• _Task description_
Faithfully return all lines, omitting every embedded picture.
* begin Records supplied *
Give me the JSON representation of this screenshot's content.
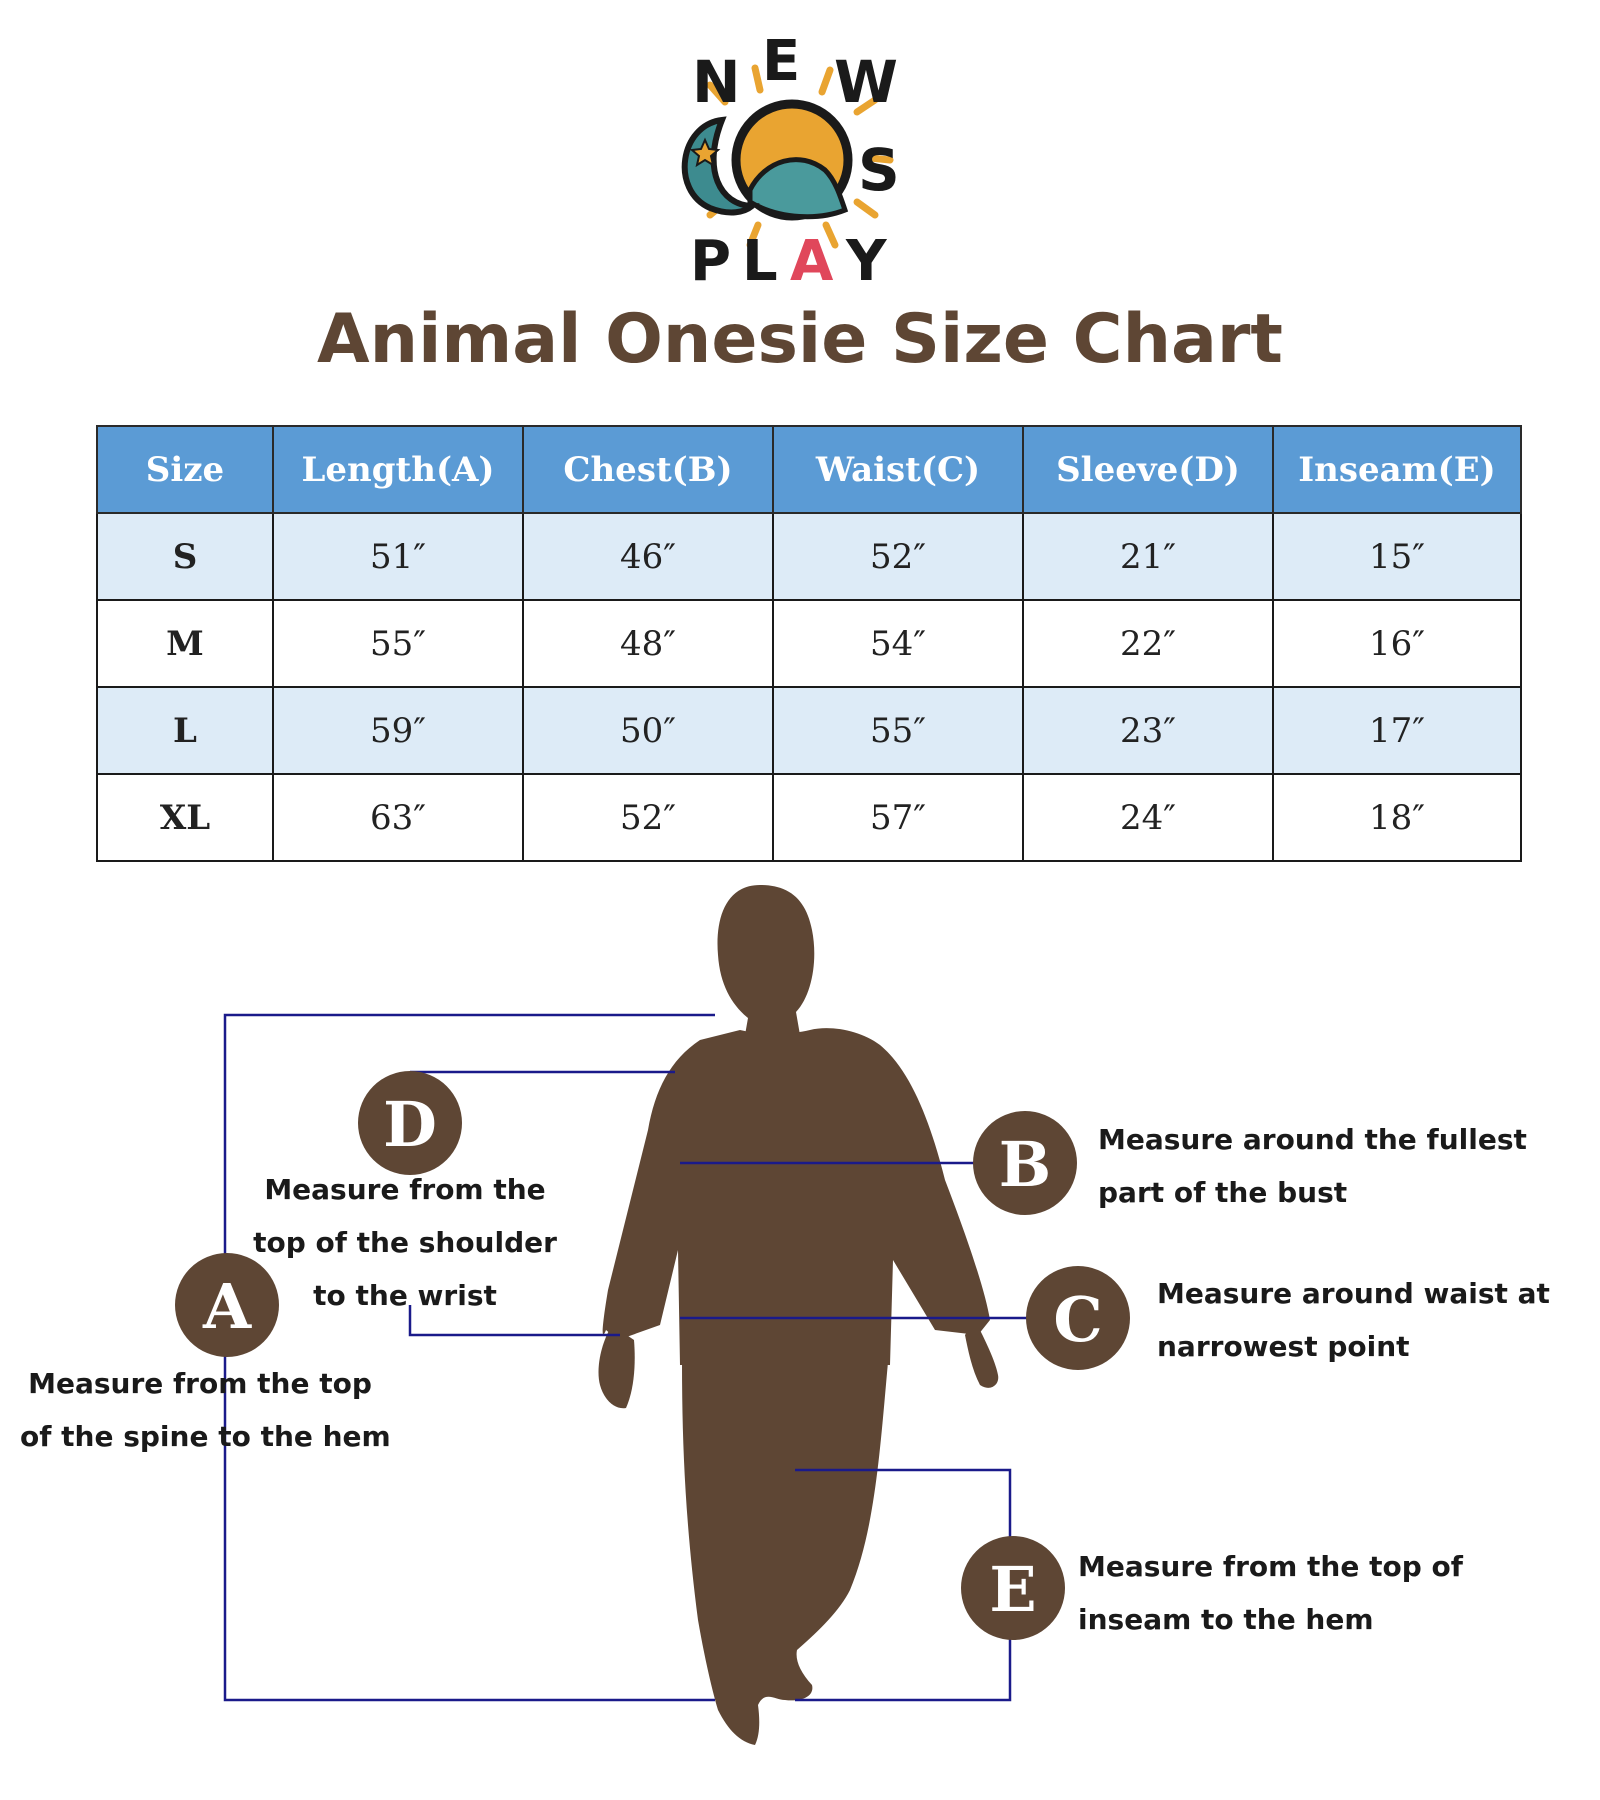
{
  "brand": {
    "logo_letters": [
      "N",
      "E",
      "W",
      "C",
      "O",
      "S",
      "P",
      "L",
      "A",
      "Y"
    ],
    "logo_colors": {
      "sun": "#e9a431",
      "moon": "#3d8b8f",
      "wave": "#4a9a9c",
      "a_letter": "#e0475b",
      "dark": "#1a1a1a"
    }
  },
  "title": "Animal Onesie Size Chart",
  "colors": {
    "title": "#5e4634",
    "header_bg": "#5b9bd5",
    "row_alt": "#ddebf7",
    "figure": "#5e4634",
    "guide_line": "#1a1a8a"
  },
  "size_table": {
    "headers": [
      "Size",
      "Length(A)",
      "Chest(B)",
      "Waist(C)",
      "Sleeve(D)",
      "Inseam(E)"
    ],
    "rows": [
      [
        "S",
        "51″",
        "46″",
        "52″",
        "21″",
        "15″"
      ],
      [
        "M",
        "55″",
        "48″",
        "54″",
        "22″",
        "16″"
      ],
      [
        "L",
        "59″",
        "50″",
        "55″",
        "23″",
        "17″"
      ],
      [
        "XL",
        "63″",
        "52″",
        "57″",
        "24″",
        "18″"
      ]
    ]
  },
  "measurements": {
    "a": {
      "letter": "A",
      "lines": [
        "Measure from the top",
        "of the spine to the hem"
      ]
    },
    "b": {
      "letter": "B",
      "lines": [
        "Measure around the fullest",
        "part of the bust"
      ]
    },
    "c": {
      "letter": "C",
      "lines": [
        "Measure around waist at",
        "narrowest point"
      ]
    },
    "d": {
      "letter": "D",
      "lines": [
        "Measure from the",
        "top of the shoulder",
        "to the wrist"
      ]
    },
    "e": {
      "letter": "E",
      "lines": [
        "Measure from the top of",
        "inseam to the hem"
      ]
    }
  }
}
* end Records supplied *
• _Solution to this task_
Give me the JSON representation of this screenshot's content.
{
  "brand": {
    "logo_letters": [
      "N",
      "E",
      "W",
      "C",
      "O",
      "S",
      "P",
      "L",
      "A",
      "Y"
    ],
    "logo_colors": {
      "sun": "#e9a431",
      "moon": "#3d8b8f",
      "wave": "#4a9a9c",
      "a_letter": "#e0475b",
      "dark": "#1a1a1a"
    }
  },
  "title": "Animal Onesie Size Chart",
  "colors": {
    "title": "#5e4634",
    "header_bg": "#5b9bd5",
    "row_alt": "#ddebf7",
    "figure": "#5e4634",
    "guide_line": "#1a1a8a"
  },
  "size_table": {
    "headers": [
      "Size",
      "Length(A)",
      "Chest(B)",
      "Waist(C)",
      "Sleeve(D)",
      "Inseam(E)"
    ],
    "rows": [
      [
        "S",
        "51″",
        "46″",
        "52″",
        "21″",
        "15″"
      ],
      [
        "M",
        "55″",
        "48″",
        "54″",
        "22″",
        "16″"
      ],
      [
        "L",
        "59″",
        "50″",
        "55″",
        "23″",
        "17″"
      ],
      [
        "XL",
        "63″",
        "52″",
        "57″",
        "24″",
        "18″"
      ]
    ]
  },
  "measurements": {
    "a": {
      "letter": "A",
      "lines": [
        "Measure from the top",
        "of the spine to the hem"
      ]
    },
    "b": {
      "letter": "B",
      "lines": [
        "Measure around the fullest",
        "part of the bust"
      ]
    },
    "c": {
      "letter": "C",
      "lines": [
        "Measure around waist at",
        "narrowest point"
      ]
    },
    "d": {
      "letter": "D",
      "lines": [
        "Measure from the",
        "top of the shoulder",
        "to the wrist"
      ]
    },
    "e": {
      "letter": "E",
      "lines": [
        "Measure from the top of",
        "inseam to the hem"
      ]
    }
  }
}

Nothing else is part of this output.